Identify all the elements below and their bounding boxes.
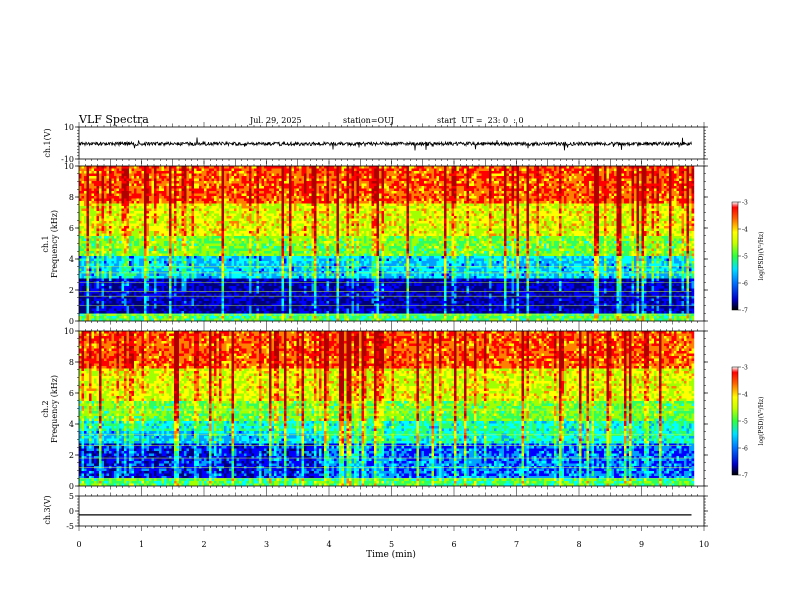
x-tick-label: 10 (699, 540, 709, 549)
ch2-colorbar-label: log(PSD)(V²/Hz) (758, 397, 765, 446)
s2-ytick-label: 4 (69, 420, 74, 429)
colorbar-tick-label: -7 (742, 308, 748, 315)
colorbar-tick-label: -3 (742, 200, 748, 207)
colorbar-tick-label: -6 (742, 446, 748, 453)
x-tick-label: 0 (76, 540, 81, 549)
ch2-spectrogram-panel (79, 331, 704, 486)
s2-ytick-label: 0 (69, 482, 74, 491)
header-date: Jul. 29, 2025 (249, 116, 302, 125)
s1-ytick-label: 8 (69, 193, 74, 202)
colorbar-tick-label: -5 (742, 419, 748, 426)
s2-ytick-label: 2 (69, 451, 74, 460)
colorbar-tick-label: -6 (742, 281, 748, 288)
s1-ytick-label: 0 (69, 317, 74, 326)
ch1-waveform-ylabel: ch.1(V) (43, 128, 52, 157)
ch1-spectrogram-ylabel-channel: ch.1 (41, 235, 50, 252)
header-start-time: start UT = 23: 0 : 0 (437, 116, 524, 125)
x-tick-label: 6 (451, 540, 456, 549)
colorbar-tick-label: -5 (742, 254, 748, 261)
figure-title: VLF Spectra (78, 113, 149, 126)
ch2-spectrogram-ylabel-channel: ch.2 (41, 400, 50, 417)
x-tick-label: 5 (389, 540, 394, 549)
w1-ytick-label: -10 (61, 155, 74, 164)
header-station: station=OUJ (343, 116, 394, 125)
x-tick-label: 8 (576, 540, 581, 549)
x-tick-label: 4 (326, 540, 331, 549)
w3-frame (78, 495, 705, 527)
x-axis-label: Time (min) (366, 549, 416, 560)
x-tick-label: 1 (139, 540, 144, 549)
ch3-waveform-ylabel: ch.3(V) (43, 495, 52, 524)
s1-ytick-label: 6 (69, 224, 74, 233)
s2-ytick-label: 6 (69, 389, 74, 398)
s1-ytick-label: 10 (64, 162, 74, 171)
ch2-colorbar: log(PSD)(V²/Hz) (731, 366, 765, 476)
w1-ytick-label: 10 (64, 123, 74, 132)
w1-frame (78, 126, 705, 160)
x-tick-label: 3 (264, 540, 269, 549)
w3-ytick-label: 5 (69, 492, 74, 501)
ch1-colorbar: log(PSD)(V²/Hz) (731, 201, 765, 311)
s1-ytick-label: 4 (69, 255, 74, 264)
x-tick-label: 9 (639, 540, 644, 549)
ch1-waveform-panel (79, 137, 692, 151)
ch2-spectrogram-ylabel-frequency: Frequency (kHz) (50, 375, 59, 443)
w3-ytick-label: -5 (66, 522, 74, 531)
w3-ytick-label: 0 (69, 507, 74, 516)
colorbar-tick-label: -3 (742, 365, 748, 372)
x-tick-label: 7 (514, 540, 519, 549)
s2-ytick-label: 8 (69, 358, 74, 367)
x-tick-label: 2 (201, 540, 206, 549)
colorbar-tick-label: -4 (742, 227, 748, 234)
ch1-spectrogram-panel (79, 166, 704, 321)
ch1-colorbar-label: log(PSD)(V²/Hz) (758, 232, 765, 281)
colorbar-tick-label: -7 (742, 473, 748, 480)
colorbar-ticks: -3 -4 -5 -6 -7 -3 -4 -5 -6 -7 (738, 200, 748, 480)
s2-ytick-label: 10 (64, 327, 74, 336)
ch1-spectrogram-ylabel-frequency: Frequency (kHz) (50, 210, 59, 278)
colorbar-tick-label: -4 (742, 392, 748, 399)
s1-ytick-label: 2 (69, 286, 74, 295)
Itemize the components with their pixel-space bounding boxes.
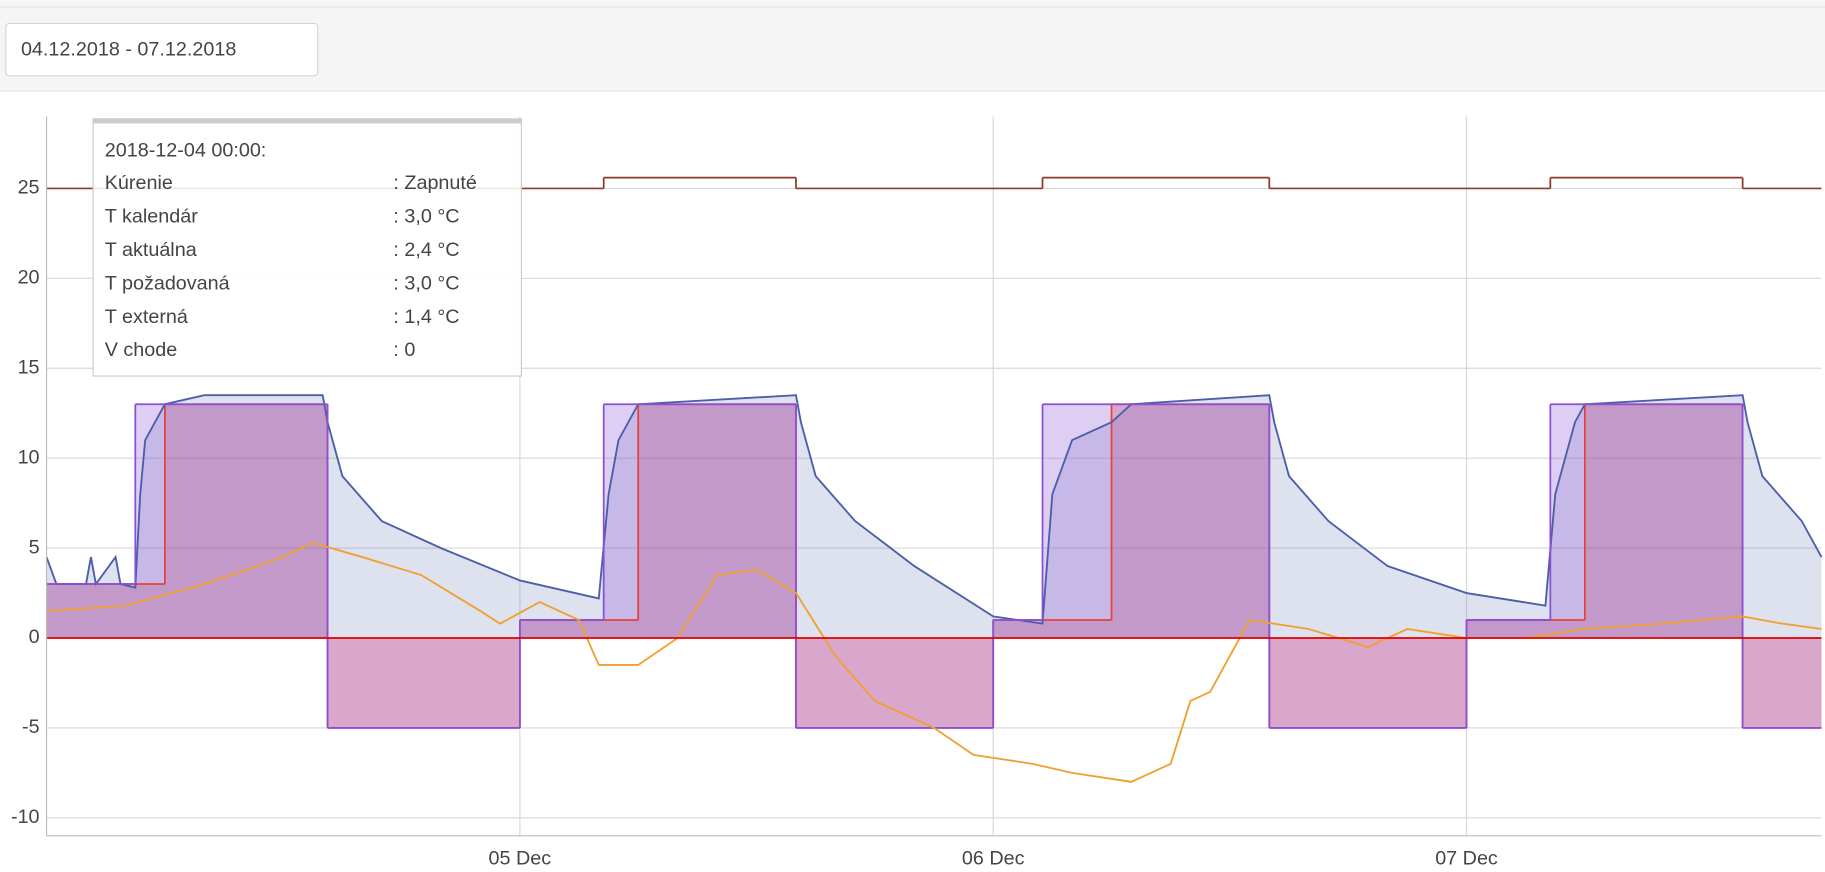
step-area bbox=[1269, 637, 1467, 728]
step-area bbox=[1466, 620, 1551, 638]
x-tick-label: 06 Dec bbox=[962, 847, 1025, 869]
areas bbox=[46, 395, 1822, 728]
step-area bbox=[638, 404, 796, 638]
y-tick-label: 15 bbox=[18, 356, 40, 378]
y-tick-label: -5 bbox=[22, 716, 40, 738]
tooltip-value: : 2,4 °C bbox=[393, 239, 459, 261]
tooltip-value: : 3,0 °C bbox=[393, 272, 459, 294]
tooltip-value: : Zapnuté bbox=[393, 172, 477, 194]
date-range-text: 04.12.2018 - 07.12.2018 bbox=[21, 38, 236, 60]
tooltip-value: : 1,4 °C bbox=[393, 306, 459, 328]
step-area bbox=[993, 620, 1112, 638]
step-area bbox=[327, 637, 520, 728]
tooltip-series-name: V chode bbox=[105, 339, 178, 361]
step-area bbox=[1550, 404, 1743, 638]
tooltip-value: : 0 bbox=[393, 339, 415, 361]
step-area bbox=[135, 404, 328, 638]
step-area bbox=[164, 404, 328, 638]
tooltip-title: 2018-12-04 00:00: bbox=[105, 140, 267, 162]
step-area bbox=[1742, 637, 1822, 728]
tooltip-series-name: T aktuálna bbox=[105, 239, 197, 261]
series-line bbox=[45, 394, 1823, 625]
step-area bbox=[1584, 404, 1743, 638]
tooltip-series-name: Kúrenie bbox=[105, 172, 173, 194]
y-tick-label: 20 bbox=[18, 267, 40, 289]
series-line bbox=[46, 541, 1822, 783]
step-area bbox=[1111, 404, 1270, 638]
step-area bbox=[519, 620, 639, 638]
date-range-input[interactable] bbox=[5, 22, 319, 77]
x-tick-label: 07 Dec bbox=[1435, 847, 1498, 869]
lines bbox=[45, 176, 1823, 783]
step-area bbox=[46, 584, 136, 638]
tooltip: 2018-12-04 00:00: Kúrenie : Zapnuté T kalen… bbox=[92, 118, 523, 377]
tooltip-series-name: T externá bbox=[105, 306, 188, 328]
tooltip-series-name: T kalendár bbox=[105, 206, 198, 228]
tooltip-series-name: T požadovaná bbox=[105, 272, 230, 294]
series-area bbox=[46, 395, 1822, 638]
step-area bbox=[795, 637, 994, 728]
step-area bbox=[519, 620, 604, 638]
tooltip-top-bar bbox=[93, 118, 522, 124]
y-tick-label: 0 bbox=[29, 626, 40, 648]
y-tick-label: 5 bbox=[29, 536, 40, 558]
step-area bbox=[1269, 637, 1467, 728]
y-tick-label: 25 bbox=[18, 177, 40, 199]
tooltip-box bbox=[92, 118, 523, 377]
step-area bbox=[795, 637, 994, 728]
y-tick-label: 10 bbox=[18, 446, 40, 468]
tooltip-value: : 3,0 °C bbox=[393, 206, 459, 228]
step-area bbox=[1742, 637, 1822, 728]
step-area bbox=[603, 404, 796, 638]
x-tick-label: 05 Dec bbox=[489, 847, 552, 869]
y-tick-label: -10 bbox=[11, 806, 40, 828]
step-area bbox=[1042, 404, 1270, 638]
axes: -10 -5 0 5 10 15 20 25 05 Dec 06 Dec 07 Dec bbox=[11, 116, 1822, 869]
step-area bbox=[46, 584, 165, 638]
step-area bbox=[327, 637, 520, 728]
step-area bbox=[993, 620, 1043, 638]
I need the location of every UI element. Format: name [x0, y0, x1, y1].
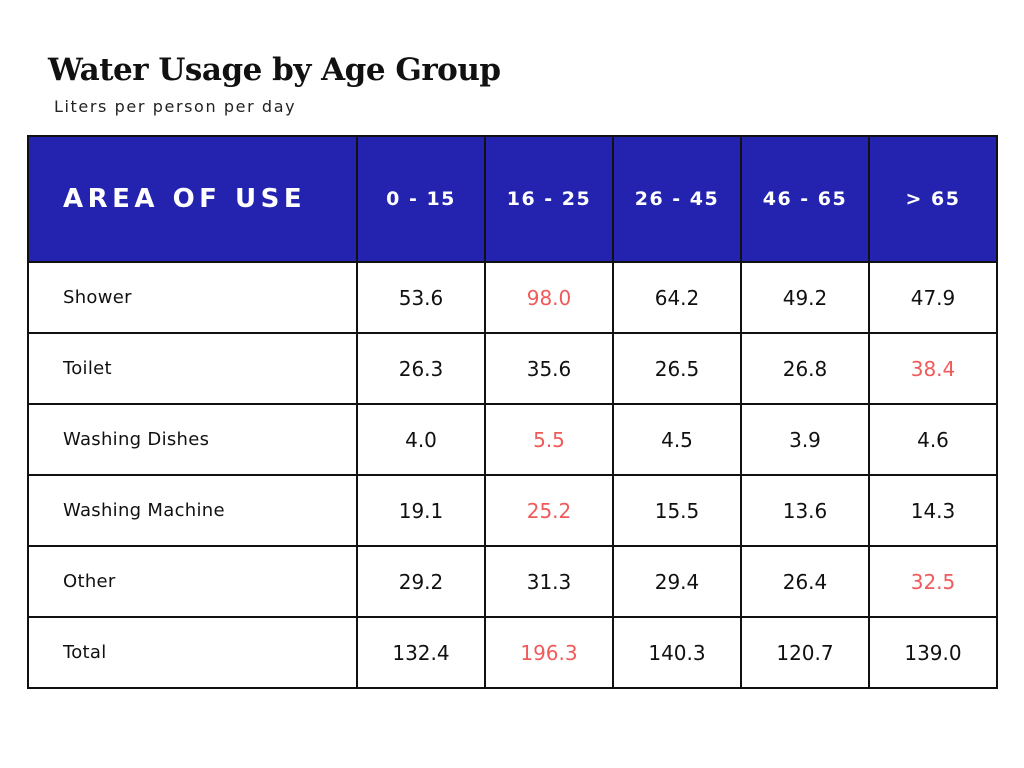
cell-value: 49.2	[740, 261, 870, 334]
table-row-washing-dishes: Washing Dishes 4.0 5.5 4.5 3.9 4.6	[27, 403, 998, 476]
cell-value: 19.1	[356, 474, 486, 547]
cell-value: 14.3	[868, 474, 998, 547]
cell-value: 140.3	[612, 616, 742, 689]
cell-value: 26.3	[356, 332, 486, 405]
table-body: Shower 53.6 98.0 64.2 49.2 47.9 Toilet 26.3 35.6…	[27, 261, 998, 689]
cell-value: 196.3	[484, 616, 614, 689]
cell-value: 120.7	[740, 616, 870, 689]
cell-value: 64.2	[612, 261, 742, 334]
header-age-46-65: 46 - 65	[740, 135, 870, 263]
cell-value: 4.6	[868, 403, 998, 476]
cell-value: 25.2	[484, 474, 614, 547]
water-usage-table: AREA OF USE 0 - 15 16 - 25 26 - 45 46 - …	[27, 135, 998, 689]
cell-value: 47.9	[868, 261, 998, 334]
table-row-toilet: Toilet 26.3 35.6 26.5 26.8 38.4	[27, 332, 998, 405]
header-age-0-15: 0 - 15	[356, 135, 486, 263]
row-label: Total	[27, 616, 358, 689]
cell-value: 35.6	[484, 332, 614, 405]
header-age-26-45: 26 - 45	[612, 135, 742, 263]
row-label: Toilet	[27, 332, 358, 405]
header-area-of-use: AREA OF USE	[27, 135, 358, 263]
cell-value: 3.9	[740, 403, 870, 476]
row-label: Washing Machine	[27, 474, 358, 547]
cell-value: 32.5	[868, 545, 998, 618]
cell-value: 98.0	[484, 261, 614, 334]
cell-value: 5.5	[484, 403, 614, 476]
cell-value: 26.8	[740, 332, 870, 405]
table-row-other: Other 29.2 31.3 29.4 26.4 32.5	[27, 545, 998, 618]
table-row-total: Total 132.4 196.3 140.3 120.7 139.0	[27, 616, 998, 689]
table-row-washing-machine: Washing Machine 19.1 25.2 15.5 13.6 14.3	[27, 474, 998, 547]
cell-value: 26.4	[740, 545, 870, 618]
cell-value: 31.3	[484, 545, 614, 618]
cell-value: 132.4	[356, 616, 486, 689]
header-age-16-25: 16 - 25	[484, 135, 614, 263]
cell-value: 29.4	[612, 545, 742, 618]
cell-value: 13.6	[740, 474, 870, 547]
cell-value: 4.0	[356, 403, 486, 476]
cell-value: 15.5	[612, 474, 742, 547]
cell-value: 38.4	[868, 332, 998, 405]
cell-value: 139.0	[868, 616, 998, 689]
row-label: Other	[27, 545, 358, 618]
row-label: Washing Dishes	[27, 403, 358, 476]
cell-value: 53.6	[356, 261, 486, 334]
cell-value: 4.5	[612, 403, 742, 476]
header-row: AREA OF USE 0 - 15 16 - 25 26 - 45 46 - …	[27, 135, 998, 263]
row-label: Shower	[27, 261, 358, 334]
cell-value: 29.2	[356, 545, 486, 618]
header-age-over-65: > 65	[868, 135, 998, 263]
chart-title: Water Usage by Age Group	[48, 52, 501, 88]
cell-value: 26.5	[612, 332, 742, 405]
table-row-shower: Shower 53.6 98.0 64.2 49.2 47.9	[27, 261, 998, 334]
chart-subtitle: Liters per person per day	[54, 97, 297, 116]
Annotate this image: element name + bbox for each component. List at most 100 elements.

* * * *

_What is required_
Rewrite the material starting with the line that contains "x-tick-label: 10 (699, 540, 709, 549)" and going on through the line that contains "colorbar-tick-label: -5 (742, 419, 748, 426)", putting "s2-y-tick-label" wherever "s2-ytick-label" appears and leaving everything else unchanged. Give only those lines.

_Answer for this exercise_
x-tick-label: 10 (699, 540, 709, 549)
ch2-colorbar-label: log(PSD)(V²/Hz) (758, 397, 765, 446)
s2-y-tick-label: 4 (69, 420, 74, 429)
colorbar-tick-label: -7 (742, 308, 748, 315)
colorbar-tick-label: -3 (742, 200, 748, 207)
colorbar-tick-label: -6 (742, 446, 748, 453)
x-tick-label: 0 (76, 540, 81, 549)
ch2-spectrogram-panel (79, 331, 704, 486)
s2-y-tick-label: 0 (69, 482, 74, 491)
header-date: Jul. 29, 2025 (249, 116, 302, 125)
s1-ytick-label: 8 (69, 193, 74, 202)
colorbar-tick-label: -5 (742, 419, 748, 426)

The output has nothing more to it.